[Data items]
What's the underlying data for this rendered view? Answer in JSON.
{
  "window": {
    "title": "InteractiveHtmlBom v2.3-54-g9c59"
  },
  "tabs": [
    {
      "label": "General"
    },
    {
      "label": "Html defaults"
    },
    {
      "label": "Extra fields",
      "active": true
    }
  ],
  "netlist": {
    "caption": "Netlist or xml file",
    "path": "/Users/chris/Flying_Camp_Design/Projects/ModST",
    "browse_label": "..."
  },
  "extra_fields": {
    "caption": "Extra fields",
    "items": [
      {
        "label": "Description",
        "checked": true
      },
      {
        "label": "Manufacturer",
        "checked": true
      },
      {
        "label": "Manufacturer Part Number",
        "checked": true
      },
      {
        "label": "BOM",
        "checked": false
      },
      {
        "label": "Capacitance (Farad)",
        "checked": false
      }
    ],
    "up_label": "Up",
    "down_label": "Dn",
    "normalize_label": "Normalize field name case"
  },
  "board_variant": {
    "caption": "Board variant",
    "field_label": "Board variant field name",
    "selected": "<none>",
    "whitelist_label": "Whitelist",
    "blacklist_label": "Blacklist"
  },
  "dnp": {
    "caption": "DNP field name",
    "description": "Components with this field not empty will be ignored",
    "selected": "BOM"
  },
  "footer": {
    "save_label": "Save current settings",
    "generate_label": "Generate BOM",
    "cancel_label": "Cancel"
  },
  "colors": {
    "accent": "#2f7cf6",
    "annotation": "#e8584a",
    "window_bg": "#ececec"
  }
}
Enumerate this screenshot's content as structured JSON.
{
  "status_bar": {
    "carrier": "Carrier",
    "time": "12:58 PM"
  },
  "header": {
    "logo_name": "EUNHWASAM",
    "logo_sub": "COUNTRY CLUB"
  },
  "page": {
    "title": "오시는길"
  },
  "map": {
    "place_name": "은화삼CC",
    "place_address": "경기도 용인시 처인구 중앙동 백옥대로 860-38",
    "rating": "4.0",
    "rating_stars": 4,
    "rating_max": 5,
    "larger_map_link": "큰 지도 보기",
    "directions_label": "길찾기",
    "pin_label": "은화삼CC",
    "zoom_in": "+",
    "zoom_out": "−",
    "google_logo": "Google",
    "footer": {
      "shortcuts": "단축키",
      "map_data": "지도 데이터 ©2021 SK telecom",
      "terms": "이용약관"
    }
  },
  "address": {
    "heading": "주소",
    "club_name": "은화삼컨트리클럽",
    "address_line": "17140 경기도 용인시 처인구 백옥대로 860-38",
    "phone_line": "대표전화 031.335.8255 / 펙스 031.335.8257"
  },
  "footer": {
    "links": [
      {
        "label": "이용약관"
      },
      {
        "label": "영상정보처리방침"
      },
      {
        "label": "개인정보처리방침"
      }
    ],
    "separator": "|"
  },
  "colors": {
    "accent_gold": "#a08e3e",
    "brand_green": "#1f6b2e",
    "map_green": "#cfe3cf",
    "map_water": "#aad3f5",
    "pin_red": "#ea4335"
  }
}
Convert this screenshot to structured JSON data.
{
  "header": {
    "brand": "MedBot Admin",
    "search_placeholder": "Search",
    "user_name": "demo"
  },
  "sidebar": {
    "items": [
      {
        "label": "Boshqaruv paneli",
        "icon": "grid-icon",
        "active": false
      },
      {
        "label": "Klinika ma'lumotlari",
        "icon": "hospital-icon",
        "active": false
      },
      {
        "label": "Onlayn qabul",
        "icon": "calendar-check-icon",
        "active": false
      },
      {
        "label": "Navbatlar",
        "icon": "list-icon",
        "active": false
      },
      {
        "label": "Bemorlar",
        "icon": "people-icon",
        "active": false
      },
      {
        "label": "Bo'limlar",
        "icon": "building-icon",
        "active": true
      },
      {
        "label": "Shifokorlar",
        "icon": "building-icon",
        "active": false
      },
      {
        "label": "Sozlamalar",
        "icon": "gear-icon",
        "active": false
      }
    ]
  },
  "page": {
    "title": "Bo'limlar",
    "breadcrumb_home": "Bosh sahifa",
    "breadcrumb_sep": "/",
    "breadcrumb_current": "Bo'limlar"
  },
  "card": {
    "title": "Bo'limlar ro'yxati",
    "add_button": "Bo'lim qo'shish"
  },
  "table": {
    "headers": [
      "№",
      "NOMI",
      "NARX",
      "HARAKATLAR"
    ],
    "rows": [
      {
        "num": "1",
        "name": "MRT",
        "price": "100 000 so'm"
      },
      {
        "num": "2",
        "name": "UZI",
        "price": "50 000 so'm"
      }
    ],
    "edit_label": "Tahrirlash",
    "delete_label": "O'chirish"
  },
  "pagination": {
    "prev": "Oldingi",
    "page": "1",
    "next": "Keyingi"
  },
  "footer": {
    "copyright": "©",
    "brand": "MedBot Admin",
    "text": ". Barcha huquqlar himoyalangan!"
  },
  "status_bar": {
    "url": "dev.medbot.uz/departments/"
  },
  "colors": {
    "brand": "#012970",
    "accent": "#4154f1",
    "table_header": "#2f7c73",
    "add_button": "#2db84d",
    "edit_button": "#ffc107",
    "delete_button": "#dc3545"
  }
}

* Written exercise *
Exactly reproduce all of the entries.

* Worked answer *
What's the underlying data for this rendered view? Answer in JSON.
{
  "window": {
    "title": "InteractiveHtmlBom v2.3-54-g9c59"
  },
  "tabs": [
    {
      "label": "General"
    },
    {
      "label": "Html defaults"
    },
    {
      "label": "Extra fields",
      "active": true
    }
  ],
  "netlist": {
    "caption": "Netlist or xml file",
    "path": "/Users/chris/Flying_Camp_Design/Projects/ModST",
    "browse_label": "..."
  },
  "extra_fields": {
    "caption": "Extra fields",
    "items": [
      {
        "label": "Description",
        "checked": true
      },
      {
        "label": "Manufacturer",
        "checked": true
      },
      {
        "label": "Manufacturer Part Number",
        "checked": true
      },
      {
        "label": "BOM",
        "checked": false
      },
      {
        "label": "Capacitance (Farad)",
        "checked": false
      }
    ],
    "up_label": "Up",
    "down_label": "Dn",
    "normalize_label": "Normalize field name case"
  },
  "board_variant": {
    "caption": "Board variant",
    "field_label": "Board variant field name",
    "selected": "<none>",
    "whitelist_label": "Whitelist",
    "blacklist_label": "Blacklist"
  },
  "dnp": {
    "caption": "DNP field name",
    "description": "Components with this field not empty will be ignored",
    "selected": "BOM"
  },
  "footer": {
    "save_label": "Save current settings",
    "generate_label": "Generate BOM",
    "cancel_label": "Cancel"
  },
  "colors": {
    "accent": "#2f7cf6",
    "annotation": "#e8584a",
    "window_bg": "#ececec"
  }
}
Enumerate this screenshot's content as structured JSON.
{
  "status_bar": {
    "carrier": "Carrier",
    "time": "12:58 PM"
  },
  "header": {
    "logo_name": "EUNHWASAM",
    "logo_sub": "COUNTRY CLUB"
  },
  "page": {
    "title": "오시는길"
  },
  "map": {
    "place_name": "은화삼CC",
    "place_address": "경기도 용인시 처인구 중앙동 백옥대로 860-38",
    "rating": "4.0",
    "rating_stars": 4,
    "rating_max": 5,
    "larger_map_link": "큰 지도 보기",
    "directions_label": "길찾기",
    "pin_label": "은화삼CC",
    "zoom_in": "+",
    "zoom_out": "−",
    "google_logo": "Google",
    "footer": {
      "shortcuts": "단축키",
      "map_data": "지도 데이터 ©2021 SK telecom",
      "terms": "이용약관"
    }
  },
  "address": {
    "heading": "주소",
    "club_name": "은화삼컨트리클럽",
    "address_line": "17140 경기도 용인시 처인구 백옥대로 860-38",
    "phone_line": "대표전화 031.335.8255 / 펙스 031.335.8257"
  },
  "footer": {
    "links": [
      {
        "label": "이용약관"
      },
      {
        "label": "영상정보처리방침"
      },
      {
        "label": "개인정보처리방침"
      }
    ],
    "separator": "|"
  },
  "colors": {
    "accent_gold": "#a08e3e",
    "brand_green": "#1f6b2e",
    "map_green": "#cfe3cf",
    "map_water": "#aad3f5",
    "pin_red": "#ea4335"
  }
}
Convert this screenshot to structured JSON data.
{
  "header": {
    "brand": "MedBot Admin",
    "search_placeholder": "Search",
    "user_name": "demo"
  },
  "sidebar": {
    "items": [
      {
        "label": "Boshqaruv paneli",
        "icon": "grid-icon",
        "active": false
      },
      {
        "label": "Klinika ma'lumotlari",
        "icon": "hospital-icon",
        "active": false
      },
      {
        "label": "Onlayn qabul",
        "icon": "calendar-check-icon",
        "active": false
      },
      {
        "label": "Navbatlar",
        "icon": "list-icon",
        "active": false
      },
      {
        "label": "Bemorlar",
        "icon": "people-icon",
        "active": false
      },
      {
        "label": "Bo'limlar",
        "icon": "building-icon",
        "active": true
      },
      {
        "label": "Shifokorlar",
        "icon": "building-icon",
        "active": false
      },
      {
        "label": "Sozlamalar",
        "icon": "gear-icon",
        "active": false
      }
    ]
  },
  "page": {
    "title": "Bo'limlar",
    "breadcrumb_home": "Bosh sahifa",
    "breadcrumb_sep": "/",
    "breadcrumb_current": "Bo'limlar"
  },
  "card": {
    "title": "Bo'limlar ro'yxati",
    "add_button": "Bo'lim qo'shish"
  },
  "table": {
    "headers": [
      "№",
      "NOMI",
      "NARX",
      "HARAKATLAR"
    ],
    "rows": [
      {
        "num": "1",
        "name": "MRT",
        "price": "100 000 so'm"
      },
      {
        "num": "2",
        "name": "UZI",
        "price": "50 000 so'm"
      }
    ],
    "edit_label": "Tahrirlash",
    "delete_label": "O'chirish"
  },
  "pagination": {
    "prev": "Oldingi",
    "page": "1",
    "next": "Keyingi"
  },
  "footer": {
    "copyright": "©",
    "brand": "MedBot Admin",
    "text": ". Barcha huquqlar himoyalangan!"
  },
  "status_bar": {
    "url": "dev.medbot.uz/departments/"
  },
  "colors": {
    "brand": "#012970",
    "accent": "#4154f1",
    "table_header": "#2f7c73",
    "add_button": "#2db84d",
    "edit_button": "#ffc107",
    "delete_button": "#dc3545"
  }
}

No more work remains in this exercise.